▶ _Data to process_
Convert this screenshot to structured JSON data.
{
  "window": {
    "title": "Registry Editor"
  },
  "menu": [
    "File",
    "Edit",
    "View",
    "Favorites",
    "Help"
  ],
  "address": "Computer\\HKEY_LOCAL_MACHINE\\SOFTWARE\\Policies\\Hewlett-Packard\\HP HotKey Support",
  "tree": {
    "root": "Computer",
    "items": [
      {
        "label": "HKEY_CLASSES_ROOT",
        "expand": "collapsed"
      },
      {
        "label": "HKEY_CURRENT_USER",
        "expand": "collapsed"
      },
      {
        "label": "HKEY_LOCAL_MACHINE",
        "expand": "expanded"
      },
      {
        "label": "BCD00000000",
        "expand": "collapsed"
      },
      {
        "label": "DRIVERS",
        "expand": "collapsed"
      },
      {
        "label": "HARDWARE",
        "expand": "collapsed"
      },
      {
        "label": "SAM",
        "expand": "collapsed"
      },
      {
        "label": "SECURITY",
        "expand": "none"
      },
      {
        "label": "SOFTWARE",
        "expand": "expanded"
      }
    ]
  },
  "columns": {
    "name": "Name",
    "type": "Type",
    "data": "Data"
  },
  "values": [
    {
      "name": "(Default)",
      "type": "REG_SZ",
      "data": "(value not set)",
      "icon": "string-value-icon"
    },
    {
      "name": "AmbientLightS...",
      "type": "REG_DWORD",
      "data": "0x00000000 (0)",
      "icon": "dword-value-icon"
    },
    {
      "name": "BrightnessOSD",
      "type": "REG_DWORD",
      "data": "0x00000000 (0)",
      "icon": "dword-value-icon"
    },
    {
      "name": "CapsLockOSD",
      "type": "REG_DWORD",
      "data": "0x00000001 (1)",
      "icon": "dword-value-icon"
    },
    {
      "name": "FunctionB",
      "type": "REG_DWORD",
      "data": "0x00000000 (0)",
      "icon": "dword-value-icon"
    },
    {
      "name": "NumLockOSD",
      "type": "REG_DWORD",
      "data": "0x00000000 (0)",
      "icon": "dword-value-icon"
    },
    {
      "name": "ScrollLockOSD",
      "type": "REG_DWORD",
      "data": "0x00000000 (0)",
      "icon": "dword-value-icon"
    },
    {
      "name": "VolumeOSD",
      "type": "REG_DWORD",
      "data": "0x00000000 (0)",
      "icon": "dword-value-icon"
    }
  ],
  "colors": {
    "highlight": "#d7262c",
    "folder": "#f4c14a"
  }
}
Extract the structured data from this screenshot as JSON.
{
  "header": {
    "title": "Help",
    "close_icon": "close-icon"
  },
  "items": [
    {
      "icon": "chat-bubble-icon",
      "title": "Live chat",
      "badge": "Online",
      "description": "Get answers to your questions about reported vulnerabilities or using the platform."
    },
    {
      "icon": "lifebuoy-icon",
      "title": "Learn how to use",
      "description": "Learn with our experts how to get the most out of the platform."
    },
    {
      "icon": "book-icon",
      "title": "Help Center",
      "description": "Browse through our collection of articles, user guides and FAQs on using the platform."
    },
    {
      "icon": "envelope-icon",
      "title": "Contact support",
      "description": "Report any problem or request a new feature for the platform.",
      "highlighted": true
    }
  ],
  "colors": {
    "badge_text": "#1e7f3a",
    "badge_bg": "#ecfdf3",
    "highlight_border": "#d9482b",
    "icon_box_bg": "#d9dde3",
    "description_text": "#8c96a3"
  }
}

▶ _Your goal_
Take the listing above and write it out again exactly.

▶ _Exercise answer_
Convert this screenshot to structured JSON data.
{
  "window": {
    "title": "Registry Editor"
  },
  "menu": [
    "File",
    "Edit",
    "View",
    "Favorites",
    "Help"
  ],
  "address": "Computer\\HKEY_LOCAL_MACHINE\\SOFTWARE\\Policies\\Hewlett-Packard\\HP HotKey Support",
  "tree": {
    "root": "Computer",
    "items": [
      {
        "label": "HKEY_CLASSES_ROOT",
        "expand": "collapsed"
      },
      {
        "label": "HKEY_CURRENT_USER",
        "expand": "collapsed"
      },
      {
        "label": "HKEY_LOCAL_MACHINE",
        "expand": "expanded"
      },
      {
        "label": "BCD00000000",
        "expand": "collapsed"
      },
      {
        "label": "DRIVERS",
        "expand": "collapsed"
      },
      {
        "label": "HARDWARE",
        "expand": "collapsed"
      },
      {
        "label": "SAM",
        "expand": "collapsed"
      },
      {
        "label": "SECURITY",
        "expand": "none"
      },
      {
        "label": "SOFTWARE",
        "expand": "expanded"
      }
    ]
  },
  "columns": {
    "name": "Name",
    "type": "Type",
    "data": "Data"
  },
  "values": [
    {
      "name": "(Default)",
      "type": "REG_SZ",
      "data": "(value not set)",
      "icon": "string-value-icon"
    },
    {
      "name": "AmbientLightS...",
      "type": "REG_DWORD",
      "data": "0x00000000 (0)",
      "icon": "dword-value-icon"
    },
    {
      "name": "BrightnessOSD",
      "type": "REG_DWORD",
      "data": "0x00000000 (0)",
      "icon": "dword-value-icon"
    },
    {
      "name": "CapsLockOSD",
      "type": "REG_DWORD",
      "data": "0x00000001 (1)",
      "icon": "dword-value-icon"
    },
    {
      "name": "FunctionB",
      "type": "REG_DWORD",
      "data": "0x00000000 (0)",
      "icon": "dword-value-icon"
    },
    {
      "name": "NumLockOSD",
      "type": "REG_DWORD",
      "data": "0x00000000 (0)",
      "icon": "dword-value-icon"
    },
    {
      "name": "ScrollLockOSD",
      "type": "REG_DWORD",
      "data": "0x00000000 (0)",
      "icon": "dword-value-icon"
    },
    {
      "name": "VolumeOSD",
      "type": "REG_DWORD",
      "data": "0x00000000 (0)",
      "icon": "dword-value-icon"
    }
  ],
  "colors": {
    "highlight": "#d7262c",
    "folder": "#f4c14a"
  }
}
Extract the structured data from this screenshot as JSON.
{
  "header": {
    "title": "Help",
    "close_icon": "close-icon"
  },
  "items": [
    {
      "icon": "chat-bubble-icon",
      "title": "Live chat",
      "badge": "Online",
      "description": "Get answers to your questions about reported vulnerabilities or using the platform."
    },
    {
      "icon": "lifebuoy-icon",
      "title": "Learn how to use",
      "description": "Learn with our experts how to get the most out of the platform."
    },
    {
      "icon": "book-icon",
      "title": "Help Center",
      "description": "Browse through our collection of articles, user guides and FAQs on using the platform."
    },
    {
      "icon": "envelope-icon",
      "title": "Contact support",
      "description": "Report any problem or request a new feature for the platform.",
      "highlighted": true
    }
  ],
  "colors": {
    "badge_text": "#1e7f3a",
    "badge_bg": "#ecfdf3",
    "highlight_border": "#d9482b",
    "icon_box_bg": "#d9dde3",
    "description_text": "#8c96a3"
  }
}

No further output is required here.